WHAT YOU NEED TO DO - Extract the lines that hold the string "text".

MATERIAL FOR THIS TASK -

* * * * * * *

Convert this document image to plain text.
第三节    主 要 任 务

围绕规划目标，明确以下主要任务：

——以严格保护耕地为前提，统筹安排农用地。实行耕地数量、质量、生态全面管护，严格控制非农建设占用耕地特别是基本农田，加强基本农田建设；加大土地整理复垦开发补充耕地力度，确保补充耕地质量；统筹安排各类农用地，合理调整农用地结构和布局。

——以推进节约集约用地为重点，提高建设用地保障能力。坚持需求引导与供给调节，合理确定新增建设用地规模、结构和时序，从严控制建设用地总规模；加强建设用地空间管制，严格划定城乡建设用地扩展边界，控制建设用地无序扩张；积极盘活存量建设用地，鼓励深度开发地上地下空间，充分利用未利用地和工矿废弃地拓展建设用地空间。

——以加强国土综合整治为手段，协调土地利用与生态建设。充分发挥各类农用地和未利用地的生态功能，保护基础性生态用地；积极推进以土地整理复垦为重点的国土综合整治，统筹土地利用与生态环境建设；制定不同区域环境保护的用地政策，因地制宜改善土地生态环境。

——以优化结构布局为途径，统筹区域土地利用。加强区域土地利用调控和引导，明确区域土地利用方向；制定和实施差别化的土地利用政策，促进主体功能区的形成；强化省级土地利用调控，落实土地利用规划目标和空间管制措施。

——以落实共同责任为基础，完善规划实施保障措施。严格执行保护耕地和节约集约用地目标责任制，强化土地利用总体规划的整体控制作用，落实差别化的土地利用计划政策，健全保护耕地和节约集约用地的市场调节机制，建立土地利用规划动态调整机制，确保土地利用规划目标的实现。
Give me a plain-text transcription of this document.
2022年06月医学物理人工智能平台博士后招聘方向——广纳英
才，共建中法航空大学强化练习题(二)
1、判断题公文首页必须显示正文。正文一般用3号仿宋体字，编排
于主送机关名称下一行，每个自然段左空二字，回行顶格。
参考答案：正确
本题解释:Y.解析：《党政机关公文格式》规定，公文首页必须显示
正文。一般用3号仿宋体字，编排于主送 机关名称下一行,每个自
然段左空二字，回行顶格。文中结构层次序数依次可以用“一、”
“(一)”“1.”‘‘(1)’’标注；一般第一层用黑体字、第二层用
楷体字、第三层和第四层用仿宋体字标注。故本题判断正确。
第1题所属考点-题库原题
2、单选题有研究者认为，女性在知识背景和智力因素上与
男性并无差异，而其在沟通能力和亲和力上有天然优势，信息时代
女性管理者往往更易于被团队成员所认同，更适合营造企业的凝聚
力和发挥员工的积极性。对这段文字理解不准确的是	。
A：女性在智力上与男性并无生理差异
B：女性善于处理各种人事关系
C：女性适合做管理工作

* * * * * * *

RESULT OF THIS EXERCISE -
Convert this document image to plain text.
Give me a plain-text transcription of this document.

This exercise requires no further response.